┌────────
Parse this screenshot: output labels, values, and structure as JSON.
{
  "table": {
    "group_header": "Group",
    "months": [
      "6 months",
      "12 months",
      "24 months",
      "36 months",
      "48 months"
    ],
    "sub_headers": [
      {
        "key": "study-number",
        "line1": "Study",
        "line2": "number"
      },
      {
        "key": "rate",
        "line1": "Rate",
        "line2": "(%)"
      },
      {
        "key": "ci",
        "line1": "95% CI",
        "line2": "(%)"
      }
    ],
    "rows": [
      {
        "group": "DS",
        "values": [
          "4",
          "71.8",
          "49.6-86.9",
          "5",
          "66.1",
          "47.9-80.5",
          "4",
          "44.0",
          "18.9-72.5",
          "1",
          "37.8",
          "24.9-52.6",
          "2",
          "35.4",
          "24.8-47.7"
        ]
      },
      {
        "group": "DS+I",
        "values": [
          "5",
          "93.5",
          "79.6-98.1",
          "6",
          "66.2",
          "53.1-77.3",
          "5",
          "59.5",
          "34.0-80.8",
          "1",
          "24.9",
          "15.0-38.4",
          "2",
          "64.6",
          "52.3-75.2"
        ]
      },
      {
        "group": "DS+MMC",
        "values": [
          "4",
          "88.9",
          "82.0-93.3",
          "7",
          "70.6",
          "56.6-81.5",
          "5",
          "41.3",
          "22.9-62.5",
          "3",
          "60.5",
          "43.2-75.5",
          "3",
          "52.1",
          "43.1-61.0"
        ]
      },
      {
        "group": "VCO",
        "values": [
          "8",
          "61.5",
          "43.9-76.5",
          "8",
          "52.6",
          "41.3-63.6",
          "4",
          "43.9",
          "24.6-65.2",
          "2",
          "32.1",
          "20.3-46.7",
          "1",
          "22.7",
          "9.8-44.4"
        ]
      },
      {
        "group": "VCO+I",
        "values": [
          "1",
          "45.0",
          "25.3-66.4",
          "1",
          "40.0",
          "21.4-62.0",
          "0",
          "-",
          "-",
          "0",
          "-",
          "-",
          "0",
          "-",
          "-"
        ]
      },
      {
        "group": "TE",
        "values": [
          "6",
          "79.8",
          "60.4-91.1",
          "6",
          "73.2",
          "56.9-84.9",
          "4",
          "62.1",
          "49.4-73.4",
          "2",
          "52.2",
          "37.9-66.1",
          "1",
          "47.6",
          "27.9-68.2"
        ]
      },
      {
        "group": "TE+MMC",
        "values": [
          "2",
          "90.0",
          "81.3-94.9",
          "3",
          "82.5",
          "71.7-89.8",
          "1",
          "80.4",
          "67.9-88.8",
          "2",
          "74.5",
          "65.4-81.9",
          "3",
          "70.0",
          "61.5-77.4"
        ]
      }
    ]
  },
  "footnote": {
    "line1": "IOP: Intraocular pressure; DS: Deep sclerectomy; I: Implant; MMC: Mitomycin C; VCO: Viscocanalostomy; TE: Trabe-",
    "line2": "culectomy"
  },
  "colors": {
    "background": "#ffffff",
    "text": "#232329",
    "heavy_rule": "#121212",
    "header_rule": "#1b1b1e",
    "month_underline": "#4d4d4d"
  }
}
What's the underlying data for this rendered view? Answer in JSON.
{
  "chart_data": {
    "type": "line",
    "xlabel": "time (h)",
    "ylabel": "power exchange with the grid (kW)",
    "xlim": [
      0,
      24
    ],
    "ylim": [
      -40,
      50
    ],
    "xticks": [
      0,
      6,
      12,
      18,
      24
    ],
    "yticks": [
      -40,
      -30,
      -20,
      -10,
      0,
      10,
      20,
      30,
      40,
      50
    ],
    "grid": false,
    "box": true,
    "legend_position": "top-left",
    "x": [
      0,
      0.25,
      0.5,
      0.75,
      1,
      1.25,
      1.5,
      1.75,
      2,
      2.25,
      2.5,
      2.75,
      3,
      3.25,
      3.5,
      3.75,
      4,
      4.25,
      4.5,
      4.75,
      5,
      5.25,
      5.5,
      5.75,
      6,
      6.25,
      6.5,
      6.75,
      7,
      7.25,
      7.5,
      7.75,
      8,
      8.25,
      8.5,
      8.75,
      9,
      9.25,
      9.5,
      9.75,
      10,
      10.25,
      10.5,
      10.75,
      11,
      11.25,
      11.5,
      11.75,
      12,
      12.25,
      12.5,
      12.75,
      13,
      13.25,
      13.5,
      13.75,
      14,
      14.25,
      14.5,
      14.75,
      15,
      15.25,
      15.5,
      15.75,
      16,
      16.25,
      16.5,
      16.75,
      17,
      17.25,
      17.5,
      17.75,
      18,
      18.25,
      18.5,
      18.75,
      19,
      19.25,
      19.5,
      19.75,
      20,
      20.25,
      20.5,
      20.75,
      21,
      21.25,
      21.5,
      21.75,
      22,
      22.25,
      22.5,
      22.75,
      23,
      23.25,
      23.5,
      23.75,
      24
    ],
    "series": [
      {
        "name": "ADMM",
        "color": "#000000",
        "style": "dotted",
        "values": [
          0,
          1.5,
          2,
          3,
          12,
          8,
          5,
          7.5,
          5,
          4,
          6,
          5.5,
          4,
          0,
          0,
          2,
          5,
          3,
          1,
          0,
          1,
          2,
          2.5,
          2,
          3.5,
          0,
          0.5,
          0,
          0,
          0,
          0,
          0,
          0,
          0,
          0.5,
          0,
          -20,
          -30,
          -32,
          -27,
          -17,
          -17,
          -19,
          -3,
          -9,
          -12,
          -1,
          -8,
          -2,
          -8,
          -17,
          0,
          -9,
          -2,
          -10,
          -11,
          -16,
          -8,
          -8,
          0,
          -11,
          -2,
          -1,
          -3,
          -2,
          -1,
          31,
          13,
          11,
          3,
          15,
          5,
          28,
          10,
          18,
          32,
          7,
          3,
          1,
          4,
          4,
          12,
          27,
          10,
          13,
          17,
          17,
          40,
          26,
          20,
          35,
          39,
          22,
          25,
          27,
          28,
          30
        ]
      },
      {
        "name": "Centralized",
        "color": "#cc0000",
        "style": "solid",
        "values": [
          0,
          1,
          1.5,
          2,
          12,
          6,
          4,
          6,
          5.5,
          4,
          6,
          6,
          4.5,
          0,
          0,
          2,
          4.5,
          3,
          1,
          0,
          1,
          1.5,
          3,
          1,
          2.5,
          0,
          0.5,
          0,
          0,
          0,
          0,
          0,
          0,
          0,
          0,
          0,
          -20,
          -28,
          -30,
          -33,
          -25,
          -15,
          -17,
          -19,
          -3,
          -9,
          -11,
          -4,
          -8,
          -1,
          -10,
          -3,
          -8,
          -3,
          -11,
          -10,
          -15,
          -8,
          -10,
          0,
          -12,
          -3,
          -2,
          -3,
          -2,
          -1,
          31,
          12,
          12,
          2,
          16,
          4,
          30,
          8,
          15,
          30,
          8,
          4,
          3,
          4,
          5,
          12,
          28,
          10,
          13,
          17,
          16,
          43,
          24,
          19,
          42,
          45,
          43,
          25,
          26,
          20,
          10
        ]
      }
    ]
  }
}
└────────
» **Stated exercise**:
Repeat the material in full, exactly as it stands.

» **Expected answer**:
Parse this screenshot: output labels, values, and structure as JSON.
{
  "table": {
    "group_header": "Group",
    "months": [
      "6 months",
      "12 months",
      "24 months",
      "36 months",
      "48 months"
    ],
    "sub_headers": [
      {
        "key": "study-number",
        "line1": "Study",
        "line2": "number"
      },
      {
        "key": "rate",
        "line1": "Rate",
        "line2": "(%)"
      },
      {
        "key": "ci",
        "line1": "95% CI",
        "line2": "(%)"
      }
    ],
    "rows": [
      {
        "group": "DS",
        "values": [
          "4",
          "71.8",
          "49.6-86.9",
          "5",
          "66.1",
          "47.9-80.5",
          "4",
          "44.0",
          "18.9-72.5",
          "1",
          "37.8",
          "24.9-52.6",
          "2",
          "35.4",
          "24.8-47.7"
        ]
      },
      {
        "group": "DS+I",
        "values": [
          "5",
          "93.5",
          "79.6-98.1",
          "6",
          "66.2",
          "53.1-77.3",
          "5",
          "59.5",
          "34.0-80.8",
          "1",
          "24.9",
          "15.0-38.4",
          "2",
          "64.6",
          "52.3-75.2"
        ]
      },
      {
        "group": "DS+MMC",
        "values": [
          "4",
          "88.9",
          "82.0-93.3",
          "7",
          "70.6",
          "56.6-81.5",
          "5",
          "41.3",
          "22.9-62.5",
          "3",
          "60.5",
          "43.2-75.5",
          "3",
          "52.1",
          "43.1-61.0"
        ]
      },
      {
        "group": "VCO",
        "values": [
          "8",
          "61.5",
          "43.9-76.5",
          "8",
          "52.6",
          "41.3-63.6",
          "4",
          "43.9",
          "24.6-65.2",
          "2",
          "32.1",
          "20.3-46.7",
          "1",
          "22.7",
          "9.8-44.4"
        ]
      },
      {
        "group": "VCO+I",
        "values": [
          "1",
          "45.0",
          "25.3-66.4",
          "1",
          "40.0",
          "21.4-62.0",
          "0",
          "-",
          "-",
          "0",
          "-",
          "-",
          "0",
          "-",
          "-"
        ]
      },
      {
        "group": "TE",
        "values": [
          "6",
          "79.8",
          "60.4-91.1",
          "6",
          "73.2",
          "56.9-84.9",
          "4",
          "62.1",
          "49.4-73.4",
          "2",
          "52.2",
          "37.9-66.1",
          "1",
          "47.6",
          "27.9-68.2"
        ]
      },
      {
        "group": "TE+MMC",
        "values": [
          "2",
          "90.0",
          "81.3-94.9",
          "3",
          "82.5",
          "71.7-89.8",
          "1",
          "80.4",
          "67.9-88.8",
          "2",
          "74.5",
          "65.4-81.9",
          "3",
          "70.0",
          "61.5-77.4"
        ]
      }
    ]
  },
  "footnote": {
    "line1": "IOP: Intraocular pressure; DS: Deep sclerectomy; I: Implant; MMC: Mitomycin C; VCO: Viscocanalostomy; TE: Trabe-",
    "line2": "culectomy"
  },
  "colors": {
    "background": "#ffffff",
    "text": "#232329",
    "heavy_rule": "#121212",
    "header_rule": "#1b1b1e",
    "month_underline": "#4d4d4d"
  }
}
What's the underlying data for this rendered view? Answer in JSON.
{
  "chart_data": {
    "type": "line",
    "xlabel": "time (h)",
    "ylabel": "power exchange with the grid (kW)",
    "xlim": [
      0,
      24
    ],
    "ylim": [
      -40,
      50
    ],
    "xticks": [
      0,
      6,
      12,
      18,
      24
    ],
    "yticks": [
      -40,
      -30,
      -20,
      -10,
      0,
      10,
      20,
      30,
      40,
      50
    ],
    "grid": false,
    "box": true,
    "legend_position": "top-left",
    "x": [
      0,
      0.25,
      0.5,
      0.75,
      1,
      1.25,
      1.5,
      1.75,
      2,
      2.25,
      2.5,
      2.75,
      3,
      3.25,
      3.5,
      3.75,
      4,
      4.25,
      4.5,
      4.75,
      5,
      5.25,
      5.5,
      5.75,
      6,
      6.25,
      6.5,
      6.75,
      7,
      7.25,
      7.5,
      7.75,
      8,
      8.25,
      8.5,
      8.75,
      9,
      9.25,
      9.5,
      9.75,
      10,
      10.25,
      10.5,
      10.75,
      11,
      11.25,
      11.5,
      11.75,
      12,
      12.25,
      12.5,
      12.75,
      13,
      13.25,
      13.5,
      13.75,
      14,
      14.25,
      14.5,
      14.75,
      15,
      15.25,
      15.5,
      15.75,
      16,
      16.25,
      16.5,
      16.75,
      17,
      17.25,
      17.5,
      17.75,
      18,
      18.25,
      18.5,
      18.75,
      19,
      19.25,
      19.5,
      19.75,
      20,
      20.25,
      20.5,
      20.75,
      21,
      21.25,
      21.5,
      21.75,
      22,
      22.25,
      22.5,
      22.75,
      23,
      23.25,
      23.5,
      23.75,
      24
    ],
    "series": [
      {
        "name": "ADMM",
        "color": "#000000",
        "style": "dotted",
        "values": [
          0,
          1.5,
          2,
          3,
          12,
          8,
          5,
          7.5,
          5,
          4,
          6,
          5.5,
          4,
          0,
          0,
          2,
          5,
          3,
          1,
          0,
          1,
          2,
          2.5,
          2,
          3.5,
          0,
          0.5,
          0,
          0,
          0,
          0,
          0,
          0,
          0,
          0.5,
          0,
          -20,
          -30,
          -32,
          -27,
          -17,
          -17,
          -19,
          -3,
          -9,
          -12,
          -1,
          -8,
          -2,
          -8,
          -17,
          0,
          -9,
          -2,
          -10,
          -11,
          -16,
          -8,
          -8,
          0,
          -11,
          -2,
          -1,
          -3,
          -2,
          -1,
          31,
          13,
          11,
          3,
          15,
          5,
          28,
          10,
          18,
          32,
          7,
          3,
          1,
          4,
          4,
          12,
          27,
          10,
          13,
          17,
          17,
          40,
          26,
          20,
          35,
          39,
          22,
          25,
          27,
          28,
          30
        ]
      },
      {
        "name": "Centralized",
        "color": "#cc0000",
        "style": "solid",
        "values": [
          0,
          1,
          1.5,
          2,
          12,
          6,
          4,
          6,
          5.5,
          4,
          6,
          6,
          4.5,
          0,
          0,
          2,
          4.5,
          3,
          1,
          0,
          1,
          1.5,
          3,
          1,
          2.5,
          0,
          0.5,
          0,
          0,
          0,
          0,
          0,
          0,
          0,
          0,
          0,
          -20,
          -28,
          -30,
          -33,
          -25,
          -15,
          -17,
          -19,
          -3,
          -9,
          -11,
          -4,
          -8,
          -1,
          -10,
          -3,
          -8,
          -3,
          -11,
          -10,
          -15,
          -8,
          -10,
          0,
          -12,
          -3,
          -2,
          -3,
          -2,
          -1,
          31,
          12,
          12,
          2,
          16,
          4,
          30,
          8,
          15,
          30,
          8,
          4,
          3,
          4,
          5,
          12,
          28,
          10,
          13,
          17,
          16,
          43,
          24,
          19,
          42,
          45,
          43,
          25,
          26,
          20,
          10
        ]
      }
    ]
  }
}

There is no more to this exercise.